[Begin Data lines]

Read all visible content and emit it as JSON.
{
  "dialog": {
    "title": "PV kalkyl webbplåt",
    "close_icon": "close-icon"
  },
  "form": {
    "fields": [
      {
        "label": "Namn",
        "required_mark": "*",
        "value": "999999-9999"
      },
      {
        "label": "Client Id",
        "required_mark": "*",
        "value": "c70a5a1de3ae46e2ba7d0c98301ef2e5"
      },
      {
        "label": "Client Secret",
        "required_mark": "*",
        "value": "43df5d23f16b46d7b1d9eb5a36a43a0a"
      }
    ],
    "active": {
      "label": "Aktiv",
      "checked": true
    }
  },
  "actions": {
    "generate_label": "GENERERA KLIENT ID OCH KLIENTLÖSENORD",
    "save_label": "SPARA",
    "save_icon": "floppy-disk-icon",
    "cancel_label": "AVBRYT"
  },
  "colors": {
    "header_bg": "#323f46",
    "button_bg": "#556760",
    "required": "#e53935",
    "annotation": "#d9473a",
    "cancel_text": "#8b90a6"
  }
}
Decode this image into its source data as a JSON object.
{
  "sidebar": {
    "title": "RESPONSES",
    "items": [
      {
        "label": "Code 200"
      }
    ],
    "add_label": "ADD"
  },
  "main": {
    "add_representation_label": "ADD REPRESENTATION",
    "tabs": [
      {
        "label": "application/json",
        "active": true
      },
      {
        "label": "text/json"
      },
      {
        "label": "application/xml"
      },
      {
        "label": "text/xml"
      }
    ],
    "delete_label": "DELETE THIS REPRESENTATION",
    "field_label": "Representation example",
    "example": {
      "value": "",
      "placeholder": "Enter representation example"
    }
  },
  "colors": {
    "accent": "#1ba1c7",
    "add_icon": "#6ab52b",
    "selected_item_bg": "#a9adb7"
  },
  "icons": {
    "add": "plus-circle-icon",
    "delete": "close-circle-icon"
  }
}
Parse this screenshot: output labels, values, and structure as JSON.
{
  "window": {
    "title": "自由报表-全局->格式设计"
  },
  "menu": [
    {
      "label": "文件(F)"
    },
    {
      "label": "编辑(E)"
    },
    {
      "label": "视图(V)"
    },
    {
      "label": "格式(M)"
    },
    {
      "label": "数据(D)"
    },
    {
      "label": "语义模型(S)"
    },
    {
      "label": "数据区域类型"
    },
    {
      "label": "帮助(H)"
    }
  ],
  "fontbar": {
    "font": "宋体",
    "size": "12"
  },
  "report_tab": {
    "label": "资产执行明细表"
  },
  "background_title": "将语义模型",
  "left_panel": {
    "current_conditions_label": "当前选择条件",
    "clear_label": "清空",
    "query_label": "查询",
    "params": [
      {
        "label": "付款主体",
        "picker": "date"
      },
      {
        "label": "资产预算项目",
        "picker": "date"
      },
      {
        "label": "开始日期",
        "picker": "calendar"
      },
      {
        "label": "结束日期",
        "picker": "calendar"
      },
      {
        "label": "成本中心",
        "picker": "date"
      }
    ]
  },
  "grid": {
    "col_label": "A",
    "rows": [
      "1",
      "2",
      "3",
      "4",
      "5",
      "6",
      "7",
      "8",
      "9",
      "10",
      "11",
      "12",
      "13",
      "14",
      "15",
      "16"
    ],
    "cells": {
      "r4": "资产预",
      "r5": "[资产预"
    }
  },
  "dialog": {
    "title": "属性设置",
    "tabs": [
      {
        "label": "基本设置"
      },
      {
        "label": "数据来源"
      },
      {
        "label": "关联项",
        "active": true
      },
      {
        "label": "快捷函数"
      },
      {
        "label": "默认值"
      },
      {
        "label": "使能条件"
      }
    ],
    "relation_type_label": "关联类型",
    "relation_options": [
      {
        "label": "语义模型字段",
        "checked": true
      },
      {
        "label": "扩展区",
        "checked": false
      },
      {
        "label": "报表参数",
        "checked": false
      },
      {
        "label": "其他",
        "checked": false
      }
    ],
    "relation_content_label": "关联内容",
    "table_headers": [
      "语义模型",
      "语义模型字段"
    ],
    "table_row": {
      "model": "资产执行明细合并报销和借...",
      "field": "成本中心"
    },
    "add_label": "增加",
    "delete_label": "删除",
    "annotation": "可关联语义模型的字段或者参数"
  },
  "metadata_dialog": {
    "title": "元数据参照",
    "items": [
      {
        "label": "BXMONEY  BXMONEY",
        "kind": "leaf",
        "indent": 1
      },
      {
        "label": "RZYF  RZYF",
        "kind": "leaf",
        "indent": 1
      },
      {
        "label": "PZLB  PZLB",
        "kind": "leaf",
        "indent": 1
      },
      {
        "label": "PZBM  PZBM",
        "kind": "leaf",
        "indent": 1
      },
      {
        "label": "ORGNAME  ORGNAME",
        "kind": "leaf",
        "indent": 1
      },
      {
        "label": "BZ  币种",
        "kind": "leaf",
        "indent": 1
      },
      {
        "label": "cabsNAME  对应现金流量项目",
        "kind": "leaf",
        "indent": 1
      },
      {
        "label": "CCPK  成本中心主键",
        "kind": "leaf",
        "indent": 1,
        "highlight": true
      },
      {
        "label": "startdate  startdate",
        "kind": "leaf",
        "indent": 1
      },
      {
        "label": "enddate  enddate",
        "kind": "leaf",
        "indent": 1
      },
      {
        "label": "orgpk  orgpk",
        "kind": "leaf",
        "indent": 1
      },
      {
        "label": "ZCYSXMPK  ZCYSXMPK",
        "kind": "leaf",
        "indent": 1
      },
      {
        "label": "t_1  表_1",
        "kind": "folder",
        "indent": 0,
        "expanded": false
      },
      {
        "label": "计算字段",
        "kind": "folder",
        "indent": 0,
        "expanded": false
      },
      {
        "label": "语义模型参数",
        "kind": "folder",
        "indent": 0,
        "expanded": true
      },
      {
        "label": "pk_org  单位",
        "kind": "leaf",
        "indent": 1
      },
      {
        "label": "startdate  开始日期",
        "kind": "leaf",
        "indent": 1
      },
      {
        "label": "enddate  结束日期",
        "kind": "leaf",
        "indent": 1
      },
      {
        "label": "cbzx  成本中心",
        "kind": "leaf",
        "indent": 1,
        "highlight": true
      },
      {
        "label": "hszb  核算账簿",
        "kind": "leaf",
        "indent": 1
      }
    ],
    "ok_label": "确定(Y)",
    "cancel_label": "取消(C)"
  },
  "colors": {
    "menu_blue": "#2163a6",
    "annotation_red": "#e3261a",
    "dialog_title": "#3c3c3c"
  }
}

[End Data lines]

Of the lines in this data, how many contain "Client"? Reply with only the number.

2